##### ROWS #####
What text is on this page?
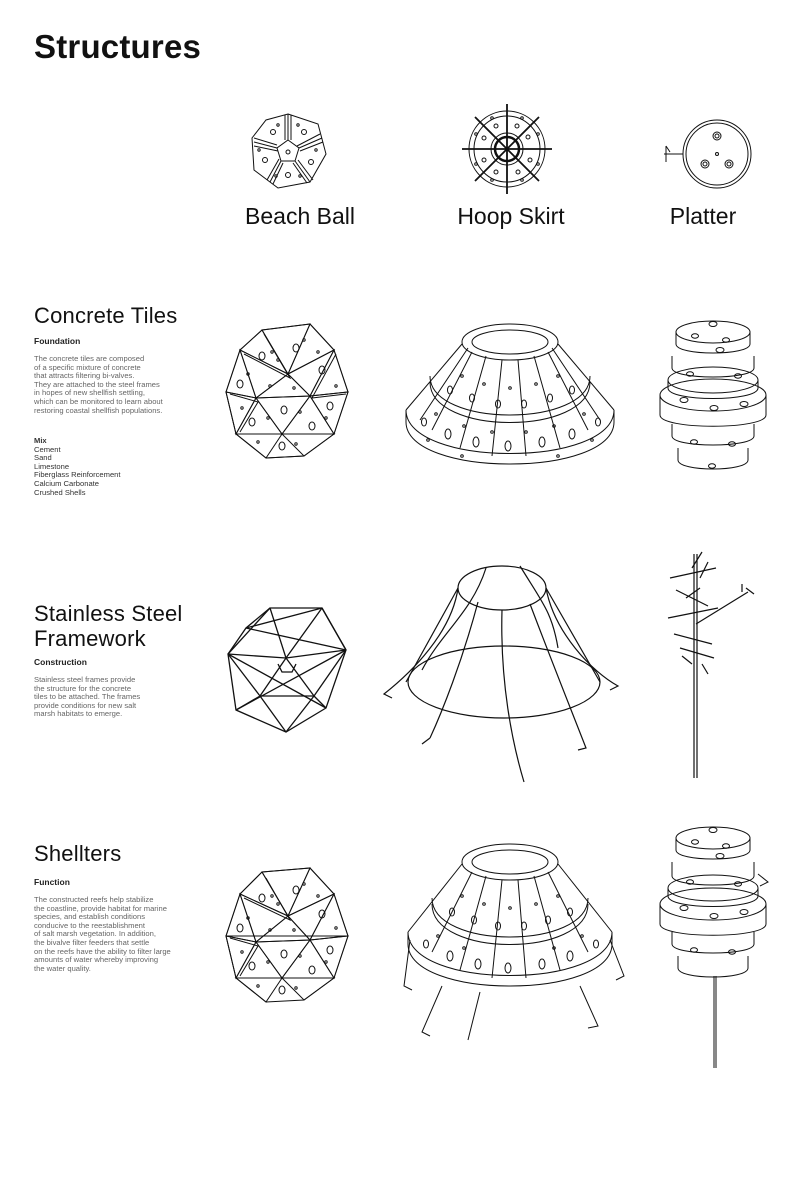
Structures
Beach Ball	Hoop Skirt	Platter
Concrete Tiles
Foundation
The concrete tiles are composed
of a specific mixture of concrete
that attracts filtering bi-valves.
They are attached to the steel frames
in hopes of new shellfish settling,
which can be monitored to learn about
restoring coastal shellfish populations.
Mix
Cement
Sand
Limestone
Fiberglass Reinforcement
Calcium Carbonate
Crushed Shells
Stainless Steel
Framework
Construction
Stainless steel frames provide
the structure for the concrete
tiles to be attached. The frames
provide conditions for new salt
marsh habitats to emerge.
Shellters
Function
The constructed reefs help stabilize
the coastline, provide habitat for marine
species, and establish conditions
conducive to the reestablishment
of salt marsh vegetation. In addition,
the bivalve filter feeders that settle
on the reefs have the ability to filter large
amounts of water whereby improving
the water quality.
#####
##### ROWS #####
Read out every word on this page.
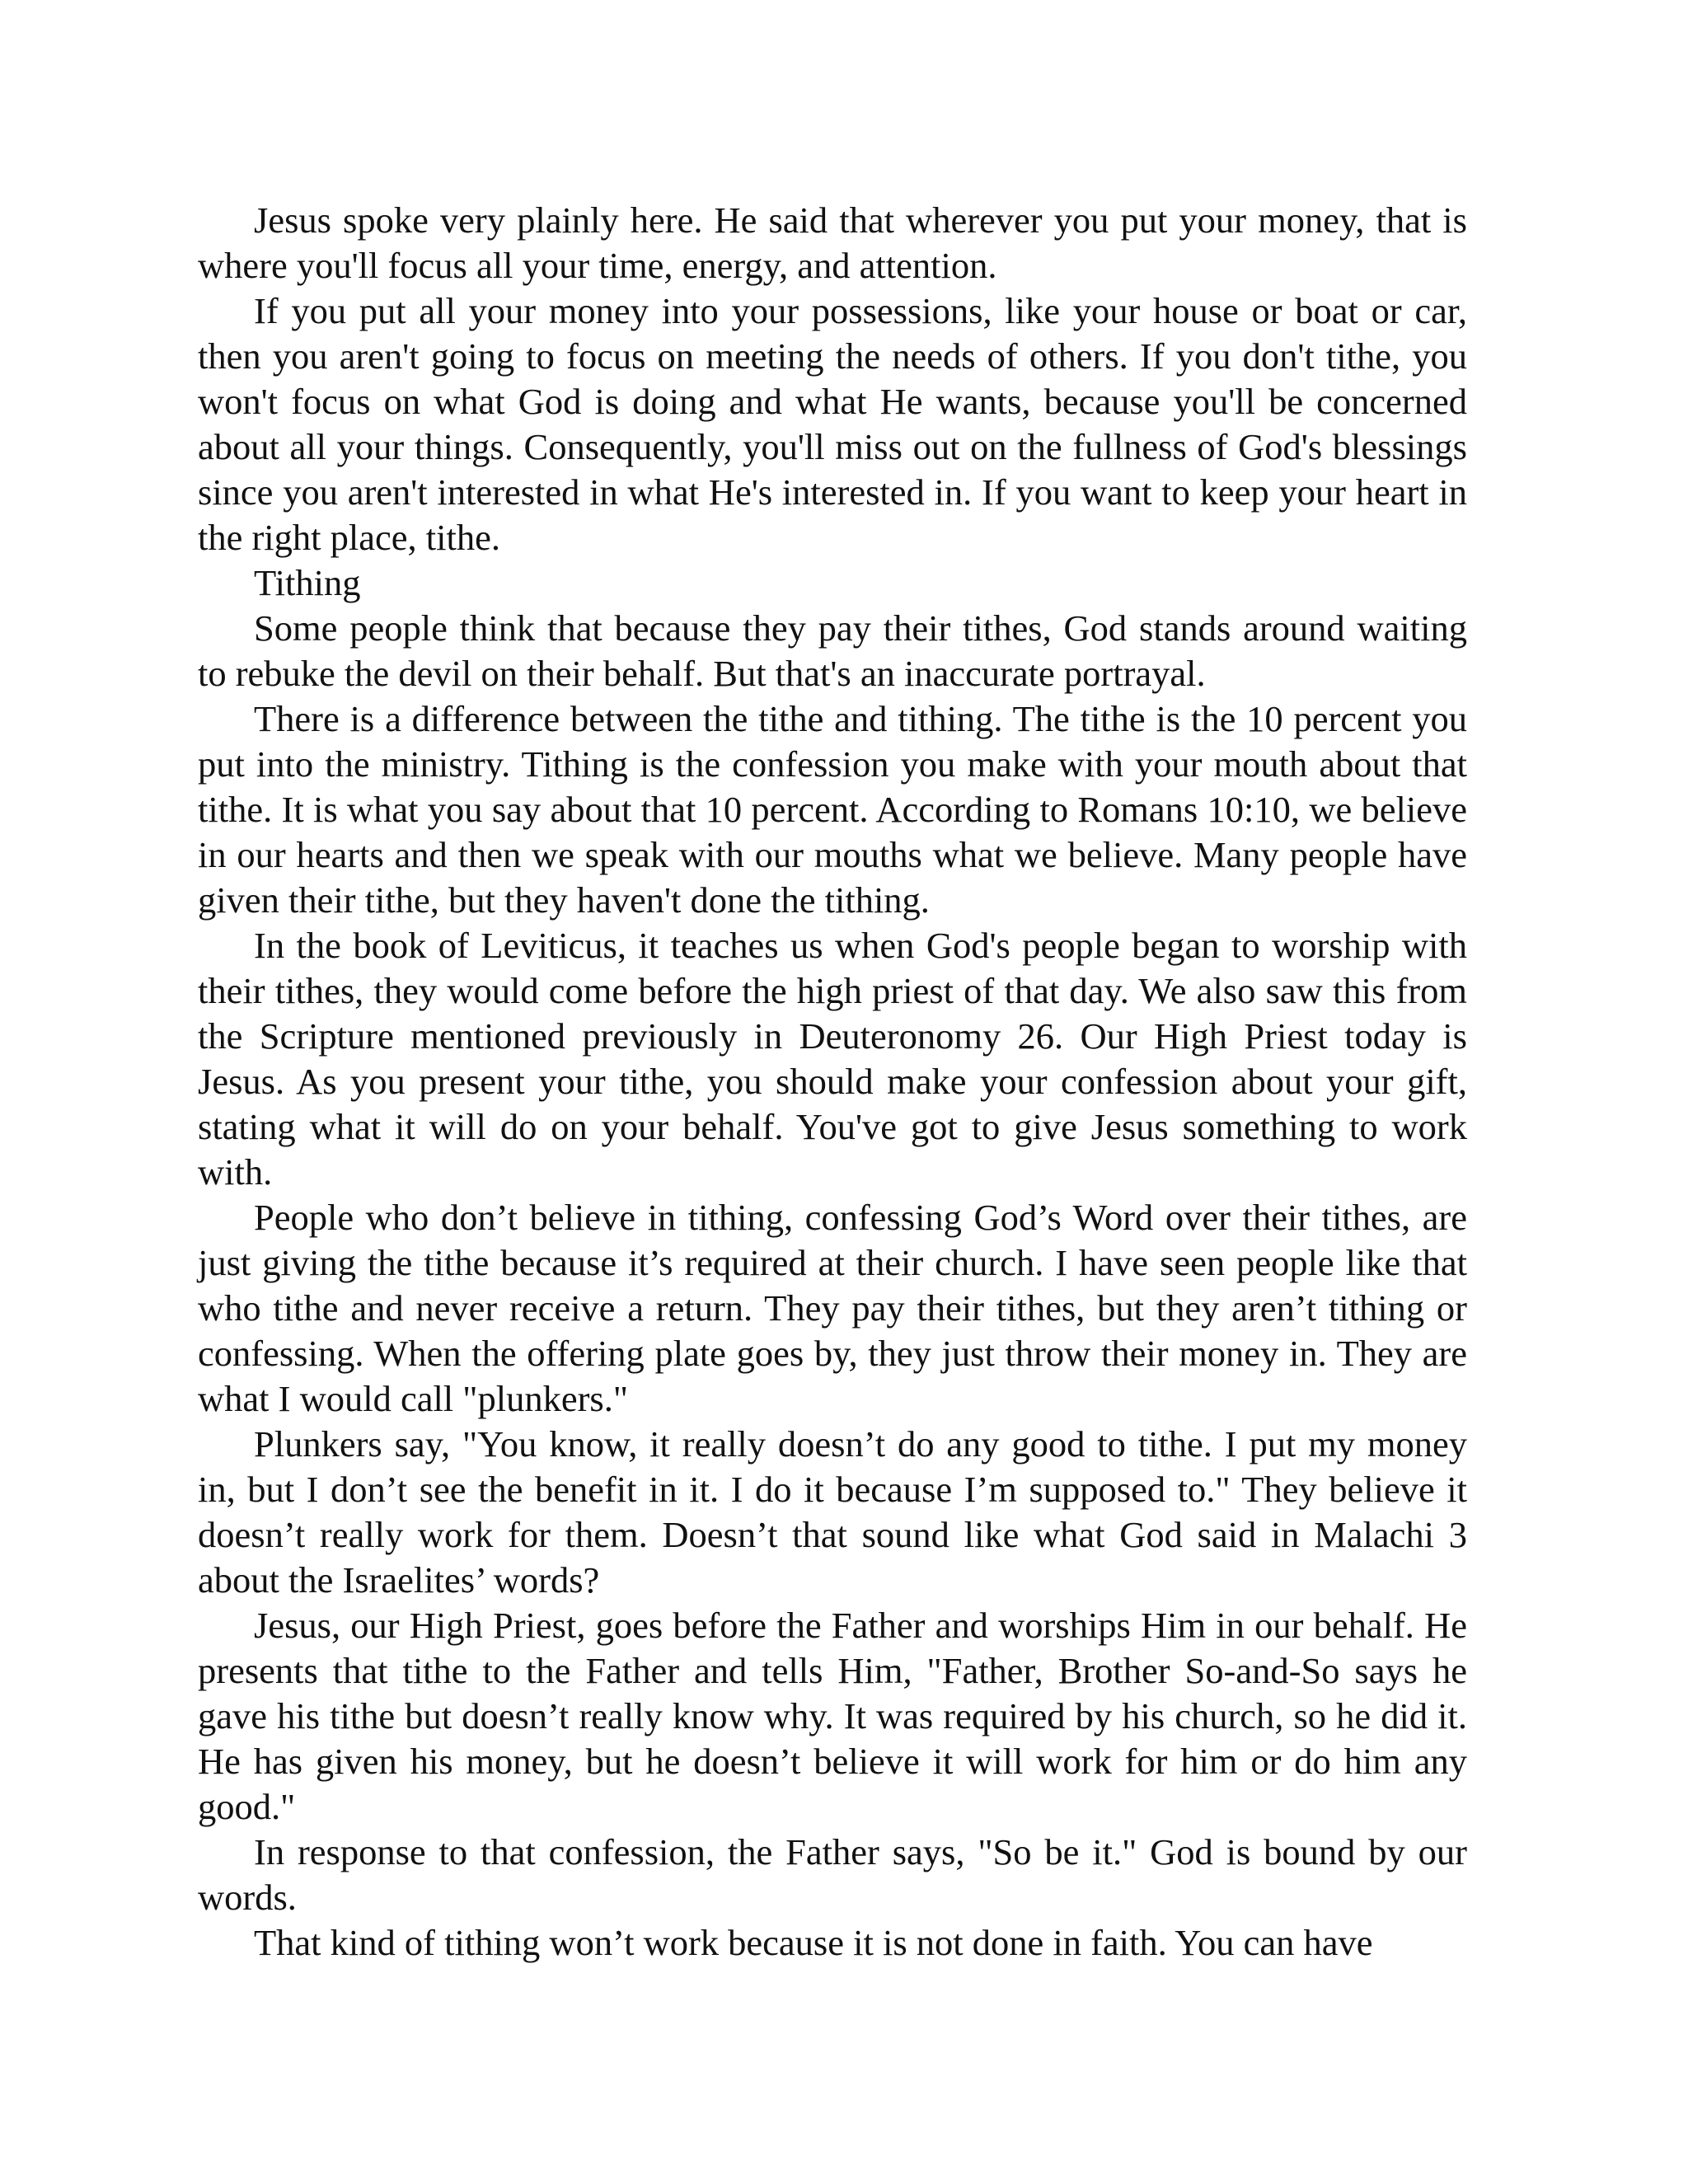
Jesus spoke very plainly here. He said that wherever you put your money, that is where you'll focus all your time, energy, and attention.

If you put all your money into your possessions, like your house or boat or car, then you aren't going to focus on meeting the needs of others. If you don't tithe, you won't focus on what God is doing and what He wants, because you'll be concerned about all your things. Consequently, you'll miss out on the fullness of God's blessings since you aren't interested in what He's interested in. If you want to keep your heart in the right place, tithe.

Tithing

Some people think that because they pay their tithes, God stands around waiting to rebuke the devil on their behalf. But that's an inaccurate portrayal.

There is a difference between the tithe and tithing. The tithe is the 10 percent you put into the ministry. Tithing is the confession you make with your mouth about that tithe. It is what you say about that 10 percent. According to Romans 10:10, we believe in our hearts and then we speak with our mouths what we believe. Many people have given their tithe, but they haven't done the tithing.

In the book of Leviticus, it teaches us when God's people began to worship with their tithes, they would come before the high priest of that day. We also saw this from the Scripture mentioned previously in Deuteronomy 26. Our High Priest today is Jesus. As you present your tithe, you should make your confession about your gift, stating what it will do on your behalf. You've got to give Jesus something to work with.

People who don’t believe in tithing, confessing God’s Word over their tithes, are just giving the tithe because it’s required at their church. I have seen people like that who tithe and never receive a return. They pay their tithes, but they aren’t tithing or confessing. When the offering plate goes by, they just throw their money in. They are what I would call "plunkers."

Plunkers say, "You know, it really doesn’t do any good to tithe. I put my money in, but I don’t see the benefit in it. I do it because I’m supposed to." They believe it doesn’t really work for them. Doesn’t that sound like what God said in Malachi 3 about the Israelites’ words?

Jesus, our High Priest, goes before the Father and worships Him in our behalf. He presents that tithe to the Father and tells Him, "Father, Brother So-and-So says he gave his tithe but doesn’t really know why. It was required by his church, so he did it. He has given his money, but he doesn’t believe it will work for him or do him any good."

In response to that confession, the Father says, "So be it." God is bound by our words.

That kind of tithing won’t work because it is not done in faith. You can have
#####
AIM: Count how many lines include the string "reefs". Nothing but the number is needed.

FINAL RESULT: 2